▸ Input rows
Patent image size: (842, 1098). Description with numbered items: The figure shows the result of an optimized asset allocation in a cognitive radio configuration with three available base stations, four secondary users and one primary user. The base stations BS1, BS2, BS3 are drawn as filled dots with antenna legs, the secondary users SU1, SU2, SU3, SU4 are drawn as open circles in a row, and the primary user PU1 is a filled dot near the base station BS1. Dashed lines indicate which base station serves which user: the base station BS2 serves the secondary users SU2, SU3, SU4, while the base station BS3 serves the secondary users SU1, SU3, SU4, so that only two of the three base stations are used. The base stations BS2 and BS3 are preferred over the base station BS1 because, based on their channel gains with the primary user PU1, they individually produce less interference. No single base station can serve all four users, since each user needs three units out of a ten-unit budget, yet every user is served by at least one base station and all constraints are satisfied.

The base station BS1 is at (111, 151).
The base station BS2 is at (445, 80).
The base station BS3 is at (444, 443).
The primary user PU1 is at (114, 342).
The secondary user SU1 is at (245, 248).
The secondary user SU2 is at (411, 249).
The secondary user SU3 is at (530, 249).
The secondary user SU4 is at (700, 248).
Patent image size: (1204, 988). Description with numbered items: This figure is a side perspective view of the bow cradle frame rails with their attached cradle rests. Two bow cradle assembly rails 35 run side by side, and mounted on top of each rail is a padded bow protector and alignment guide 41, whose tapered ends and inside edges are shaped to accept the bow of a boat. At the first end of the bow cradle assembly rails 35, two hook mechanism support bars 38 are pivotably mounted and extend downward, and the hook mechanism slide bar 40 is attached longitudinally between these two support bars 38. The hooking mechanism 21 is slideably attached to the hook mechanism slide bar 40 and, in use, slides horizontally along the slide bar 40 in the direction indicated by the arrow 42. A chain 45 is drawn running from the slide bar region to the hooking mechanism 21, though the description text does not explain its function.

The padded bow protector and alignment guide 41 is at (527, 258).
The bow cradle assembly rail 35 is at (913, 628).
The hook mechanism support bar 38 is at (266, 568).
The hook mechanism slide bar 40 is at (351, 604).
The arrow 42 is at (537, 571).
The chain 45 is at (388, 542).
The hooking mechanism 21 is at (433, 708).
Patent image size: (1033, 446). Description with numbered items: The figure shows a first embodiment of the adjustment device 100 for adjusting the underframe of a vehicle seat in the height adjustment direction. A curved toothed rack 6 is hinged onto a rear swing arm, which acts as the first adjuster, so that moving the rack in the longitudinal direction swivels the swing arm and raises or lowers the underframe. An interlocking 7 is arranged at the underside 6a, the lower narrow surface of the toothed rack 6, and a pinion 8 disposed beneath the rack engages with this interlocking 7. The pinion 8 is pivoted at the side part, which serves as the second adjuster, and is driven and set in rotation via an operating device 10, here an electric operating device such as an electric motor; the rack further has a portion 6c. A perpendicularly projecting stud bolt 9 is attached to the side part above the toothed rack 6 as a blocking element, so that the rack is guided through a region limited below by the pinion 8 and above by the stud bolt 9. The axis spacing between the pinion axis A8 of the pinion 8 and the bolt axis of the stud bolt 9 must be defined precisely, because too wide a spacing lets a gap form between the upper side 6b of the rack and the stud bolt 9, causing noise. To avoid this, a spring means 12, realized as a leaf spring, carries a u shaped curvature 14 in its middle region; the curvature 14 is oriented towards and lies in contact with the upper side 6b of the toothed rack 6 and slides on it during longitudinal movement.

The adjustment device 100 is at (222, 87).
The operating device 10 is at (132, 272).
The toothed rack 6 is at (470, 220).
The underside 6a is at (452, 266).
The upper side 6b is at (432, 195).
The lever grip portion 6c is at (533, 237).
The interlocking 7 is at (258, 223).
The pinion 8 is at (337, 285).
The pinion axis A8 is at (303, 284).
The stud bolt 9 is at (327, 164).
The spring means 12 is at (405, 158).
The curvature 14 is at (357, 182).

▸ Given instruction
Could you give the listing again from its first line through the line containing "The secondary user SU4 is at (700, 248).", inclusive, with "cognitive radio" renamed to "spectrum-sharing" and everything else unchanged? Give only those lines.

▸ The result
Patent image size: (842, 1098). Description with numbered items: The figure shows the result of an optimized asset allocation in a spectrum-sharing configuration with three available base stations, four secondary users and one primary user. The base stations BS1, BS2, BS3 are drawn as filled dots with antenna legs, the secondary users SU1, SU2, SU3, SU4 are drawn as open circles in a row, and the primary user PU1 is a filled dot near the base station BS1. Dashed lines indicate which base station serves which user: the base station BS2 serves the secondary users SU2, SU3, SU4, while the base station BS3 serves the secondary users SU1, SU3, SU4, so that only two of the three base stations are used. The base stations BS2 and BS3 are preferred over the base station BS1 because, based on their channel gains with the primary user PU1, they individually produce less interference. No single base station can serve all four users, since each user needs three units out of a ten-unit budget, yet every user is served by at least one base station and all constraints are satisfied.

The base station BS1 is at (111, 151).
The base station BS2 is at (445, 80).
The base station BS3 is at (444, 443).
The primary user PU1 is at (114, 342).
The secondary user SU1 is at (245, 248).
The secondary user SU2 is at (411, 249).
The secondary user SU3 is at (530, 249).
The secondary user SU4 is at (700, 248).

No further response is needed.